Give back the full listing verbatim, apart from its images.

» **Material for the task**
>>>>
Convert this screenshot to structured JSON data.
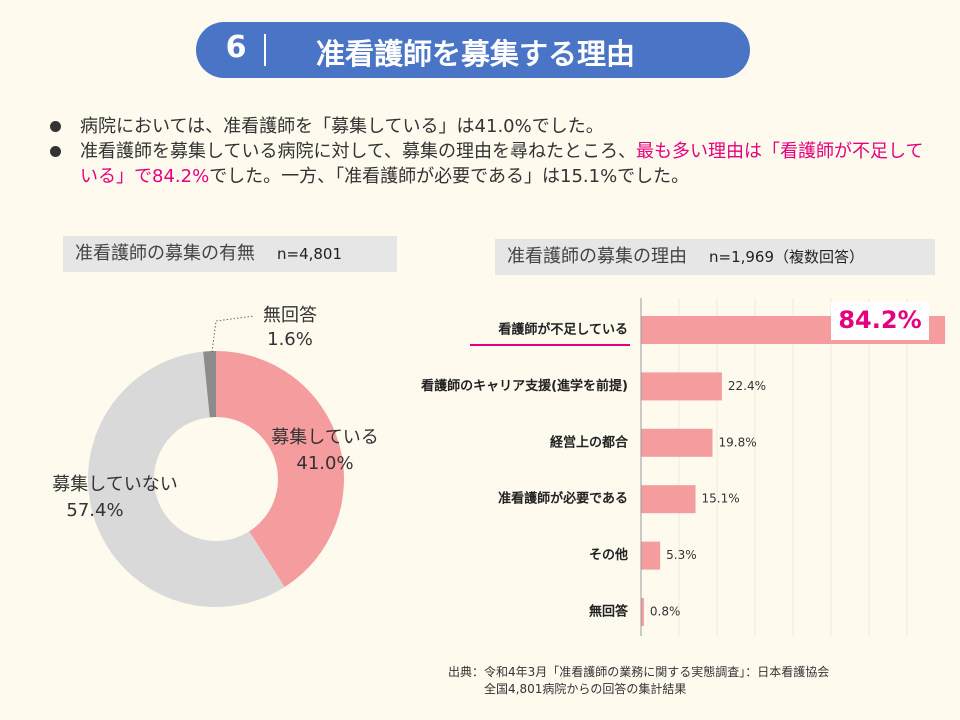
{
  "header": {
    "number": "6",
    "title": "准看護師を募集する理由"
  },
  "bullets": [
    {
      "segments": [
        {
          "text": "病院においては、准看護師を「募集している」は41.0%でした。",
          "emphasis": false
        }
      ]
    },
    {
      "segments": [
        {
          "text": "准看護師を募集している病院に対して、募集の理由を尋ねたところ、",
          "emphasis": false
        },
        {
          "text": "最も多い理由は「看護師が不足している」で84.2%",
          "emphasis": true
        },
        {
          "text": "でした。一方、「准看護師が必要である」は15.1%でした。",
          "emphasis": false
        }
      ]
    }
  ],
  "chart_data": [
    {
      "type": "donut",
      "title": "准看護師の募集の有無",
      "subtitle": "n=4,801",
      "categories": [
        "募集している",
        "募集していない",
        "無回答"
      ],
      "values": [
        41.0,
        57.4,
        1.6
      ],
      "value_labels": [
        "41.0%",
        "57.4%",
        "1.6%"
      ],
      "colors": [
        "#f59c9e",
        "#d9d9d9",
        "#8c8c8c"
      ]
    },
    {
      "type": "hbar",
      "title": "准看護師の募集の理由",
      "subtitle": "n=1,969（複数回答）",
      "categories": [
        "看護師が不足している",
        "看護師のキャリア支援(進学を前提)",
        "経営上の都合",
        "准看護師が必要である",
        "その他",
        "無回答"
      ],
      "values": [
        84.2,
        22.4,
        19.8,
        15.1,
        5.3,
        0.8
      ],
      "value_labels": [
        "84.2%",
        "22.4%",
        "19.8%",
        "15.1%",
        "5.3%",
        "0.8%"
      ],
      "color": "#f59c9e",
      "xlim": [
        0,
        85
      ]
    }
  ],
  "source": [
    "出典：令和4年3月「准看護師の業務に関する実態調査」：日本看護協会",
    "全国4,801病院からの回答の集計結果"
  ]
}
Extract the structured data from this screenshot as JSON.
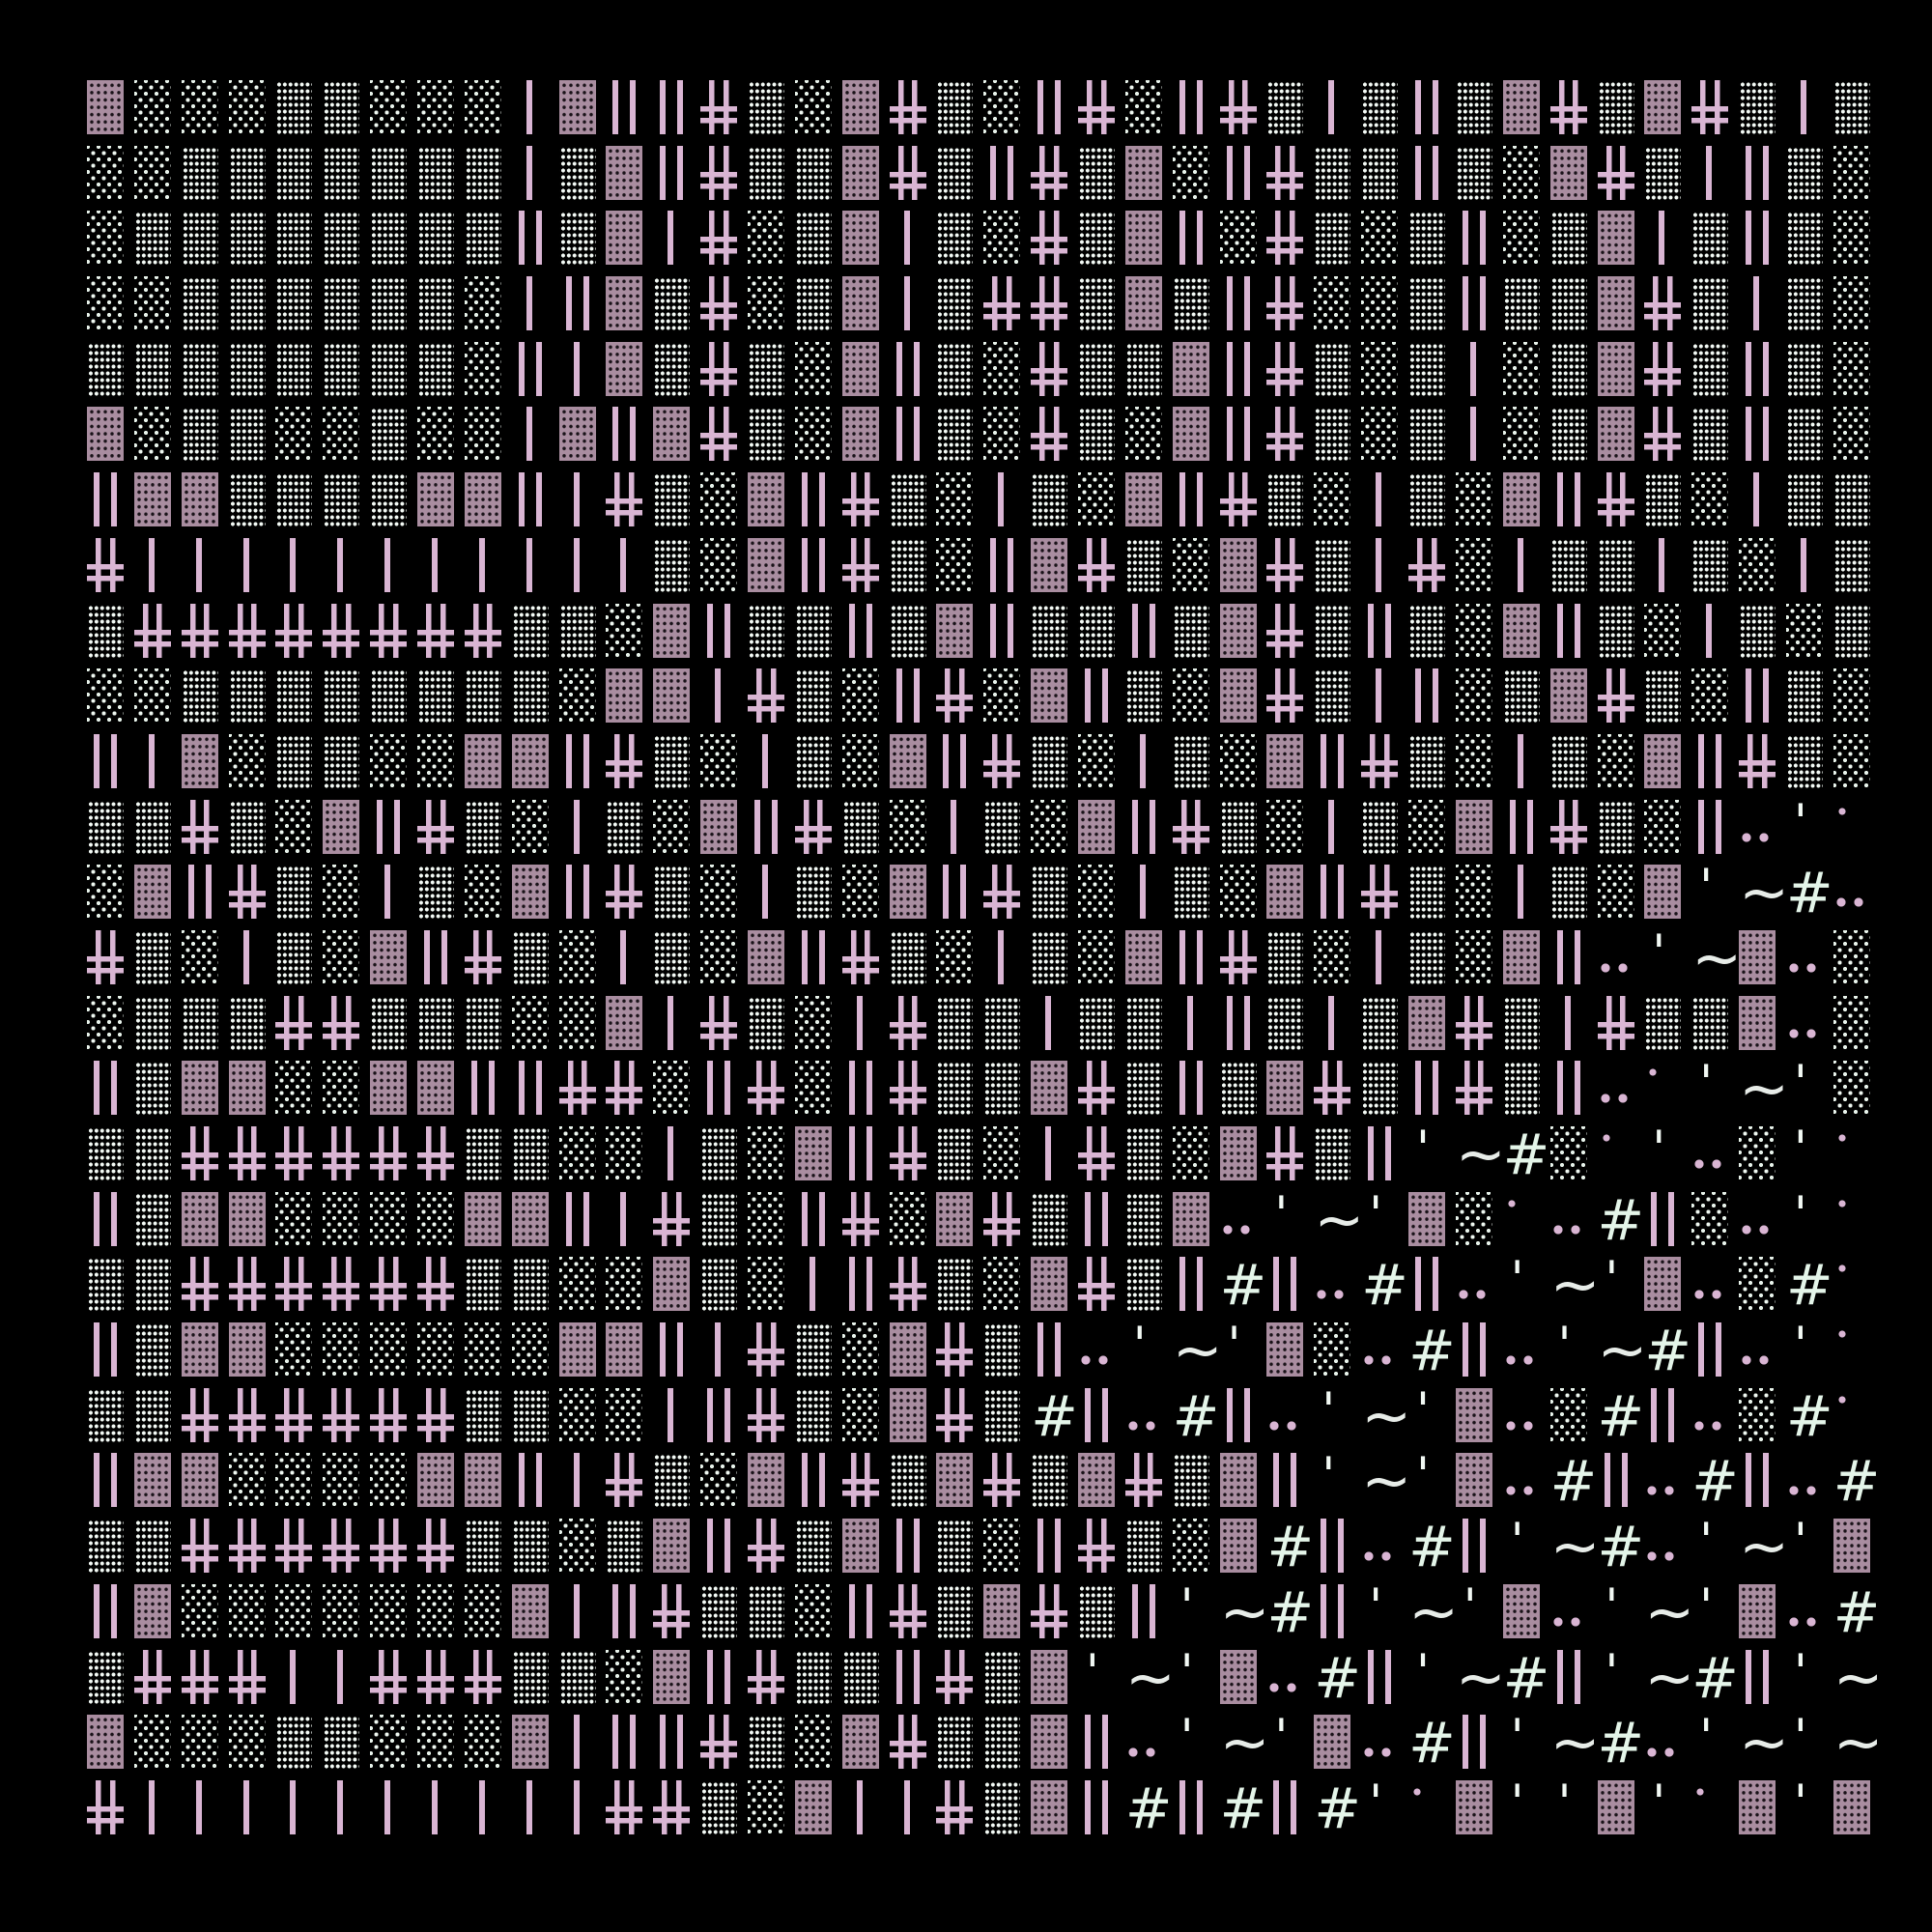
{
  "palette": {
    "background": "#000000",
    "pink": "#d9b5d3",
    "mauve_block": "#a98da0",
    "mauve_hole": "#191218",
    "dot_white": "#eef7f0",
    "dot_bright": "#f3faf5",
    "hash_mint": "#e4f5e9",
    "tilde_grey": "#e7ece8",
    "tick_white": "#f1f8f3"
  },
  "legend": {
    ".": "dot-sparse",
    ":": "dot-dense",
    "M": "mauve-block",
    "|": "bar-single",
    "b": "bar-double",
    "+": "cross-grid",
    "#": "hash-char",
    "~": "tilde-char",
    "'": "tick-char",
    ",": "pink-dot-pair",
    "o": "pink-dot",
    " ": "empty"
  },
  "glyph_text": {
    "#": "#",
    "~": "~",
    "'": "'"
  },
  "grid": {
    "columns": 38,
    "rows": 27,
    "cells": [
      "M...::...|Mbb+:.M+:.b+.b+:|:b:M+:M+:|:",
      "..:::::::|:Mb+::M+:b+:M.b+::b:.M+:|b:.",
      ".::::::::b:M|+.:M|:.+:Mb.+:.:b.:M|:b:.",
      "..::::::.|bM:+.:M|:++:M:b+..:b::M+:|:.",
      "::::::::.b|M:+:.Mb:.+::Mb+:.:|.:M+:b:.",
      "M.::..:..|MbM+:.Mb:.+:.Mb+:.:|.:M+:b:.",
      "bMM::::MMb|+:.Mb+:.|:.Mb+:.|:.Mb+:.|::",
      "+|||||||||||:.Mb+:.bM+:.M+:|+.|::|:.|:",
      ":++++++++::.Mb::b:Mb::b:M+:b:.Mb:.|:.:",
      "..::::::::.MM|+:.b+.Mb:.M+:|b.:M+:.b:.",
      "b|M.::..MMb+:.|:.Mb+:.|:.Mb+:.|:.Mb+:.",
      "::+:.Mb+:.|:.Mb+:.|:.Mb+:.|:.Mb+:.b,'o",
      ".Mb+:.|:.Mb+:.|:.Mb+:.|:.Mb+:.|:.M'~#,",
      "+:.|:.Mb+:.|:.Mb+:.|:.Mb+:.|:.Mb,'~M,.",
      ".:::++:::..M|+:.|+::|::|b:|:M+:|+::M,.",
      "b:MM..MMbb++.b+.b+::M+:b:M+:b+:b,o'~'.",
      "::++++++::..|:.Mb+:.|+:.M+:b'~#.o',.'o",
      "b:MM....MMb|+:.b+.M+:b:M,'~'M.o,#b.,'o",
      "::++++++::..M:.|b+:.M+:b#b,#b,'~'M,.#o",
      "b:MM......MMb|+:.M+:b,'~'M.,#b,'~#b,'o",
      "::++++++::..|b+:.M+:#b,#b,'~'M,.#b,.#o",
      "bMM....MMb|+:.Mb+:M+:M+:Mb'~'M,#b,#b,#",
      "::++++++::.:Mb+:Mb:.b+:.M#b,#b'~#,'~'M",
      "bM.......M|b+::.b+:M+:b'~#b'~'M,'~'M,#",
      ":+++||+++::.Mb+::b+:M'~'M,#b'~#b'~#b'~",
      "M...::...M|bb+:.M+::Mb,'~'M,#b'~#,'~'~",
      "+||||||||||++:.M||+:Mb#b#b#'oM''M'oM'M"
    ]
  }
}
<<<<
» **Completed task**
Convert this screenshot to structured JSON data.
{
  "header": {
    "number": "6",
    "title": "准看護師を募集する理由"
  },
  "bullets": [
    {
      "segments": [
        {
          "text": "病院においては、准看護師を「募集している」は41.0%でした。",
          "emphasis": false
        }
      ]
    },
    {
      "segments": [
        {
          "text": "准看護師を募集している病院に対して、募集の理由を尋ねたところ、",
          "emphasis": false
        },
        {
          "text": "最も多い理由は「看護師が不足している」で84.2%",
          "emphasis": true
        },
        {
          "text": "でした。一方、「准看護師が必要である」は15.1%でした。",
          "emphasis": false
        }
      ]
    }
  ],
  "chart_data": [
    {
      "type": "donut",
      "title": "准看護師の募集の有無",
      "subtitle": "n=4,801",
      "categories": [
        "募集している",
        "募集していない",
        "無回答"
      ],
      "values": [
        41.0,
        57.4,
        1.6
      ],
      "value_labels": [
        "41.0%",
        "57.4%",
        "1.6%"
      ],
      "colors": [
        "#f59c9e",
        "#d9d9d9",
        "#8c8c8c"
      ]
    },
    {
      "type": "hbar",
      "title": "准看護師の募集の理由",
      "subtitle": "n=1,969（複数回答）",
      "categories": [
        "看護師が不足している",
        "看護師のキャリア支援(進学を前提)",
        "経営上の都合",
        "准看護師が必要である",
        "その他",
        "無回答"
      ],
      "values": [
        84.2,
        22.4,
        19.8,
        15.1,
        5.3,
        0.8
      ],
      "value_labels": [
        "84.2%",
        "22.4%",
        "19.8%",
        "15.1%",
        "5.3%",
        "0.8%"
      ],
      "color": "#f59c9e",
      "xlim": [
        0,
        85
      ]
    }
  ],
  "source": [
    "出典：令和4年3月「准看護師の業務に関する実態調査」：日本看護協会",
    "全国4,801病院からの回答の集計結果"
  ]
}
Extract the structured data from this screenshot as JSON.
{
  "palette": {
    "background": "#000000",
    "pink": "#d9b5d3",
    "mauve_block": "#a98da0",
    "mauve_hole": "#191218",
    "dot_white": "#eef7f0",
    "dot_bright": "#f3faf5",
    "hash_mint": "#e4f5e9",
    "tilde_grey": "#e7ece8",
    "tick_white": "#f1f8f3"
  },
  "legend": {
    ".": "dot-sparse",
    ":": "dot-dense",
    "M": "mauve-block",
    "|": "bar-single",
    "b": "bar-double",
    "+": "cross-grid",
    "#": "hash-char",
    "~": "tilde-char",
    "'": "tick-char",
    ",": "pink-dot-pair",
    "o": "pink-dot",
    " ": "empty"
  },
  "glyph_text": {
    "#": "#",
    "~": "~",
    "'": "'"
  },
  "grid": {
    "columns": 38,
    "rows": 27,
    "cells": [
      "M...::...|Mbb+:.M+:.b+.b+:|:b:M+:M+:|:",
      "..:::::::|:Mb+::M+:b+:M.b+::b:.M+:|b:.",
      ".::::::::b:M|+.:M|:.+:Mb.+:.:b.:M|:b:.",
      "..::::::.|bM:+.:M|:++:M:b+..:b::M+:|:.",
      "::::::::.b|M:+:.Mb:.+::Mb+:.:|.:M+:b:.",
      "M.::..:..|MbM+:.Mb:.+:.Mb+:.:|.:M+:b:.",
      "bMM::::MMb|+:.Mb+:.|:.Mb+:.|:.Mb+:.|::",
      "+|||||||||||:.Mb+:.bM+:.M+:|+.|::|:.|:",
      ":++++++++::.Mb::b:Mb::b:M+:b:.Mb:.|:.:",
      "..::::::::.MM|+:.b+.Mb:.M+:|b.:M+:.b:.",
      "b|M.::..MMb+:.|:.Mb+:.|:.Mb+:.|:.Mb+:.",
      "::+:.Mb+:.|:.Mb+:.|:.Mb+:.|:.Mb+:.b,'o",
      ".Mb+:.|:.Mb+:.|:.Mb+:.|:.Mb+:.|:.M'~#,",
      "+:.|:.Mb+:.|:.Mb+:.|:.Mb+:.|:.Mb,'~M,.",
      ".:::++:::..M|+:.|+::|::|b:|:M+:|+::M,.",
      "b:MM..MMbb++.b+.b+::M+:b:M+:b+:b,o'~'.",
      "::++++++::..|:.Mb+:.|+:.M+:b'~#.o',.'o",
      "b:MM....MMb|+:.b+.M+:b:M,'~'M.o,#b.,'o",
      "::++++++::..M:.|b+:.M+:b#b,#b,'~'M,.#o",
      "b:MM......MMb|+:.M+:b,'~'M.,#b,'~#b,'o",
      "::++++++::..|b+:.M+:#b,#b,'~'M,.#b,.#o",
      "bMM....MMb|+:.Mb+:M+:M+:Mb'~'M,#b,#b,#",
      "::++++++::.:Mb+:Mb:.b+:.M#b,#b'~#,'~'M",
      "bM.......M|b+::.b+:M+:b'~#b'~'M,'~'M,#",
      ":+++||+++::.Mb+::b+:M'~'M,#b'~#b'~#b'~",
      "M...::...M|bb+:.M+::Mb,'~'M,#b'~#,'~'~",
      "+||||||||||++:.M||+:Mb#b#b#'oM''M'oM'M"
    ]
  }
}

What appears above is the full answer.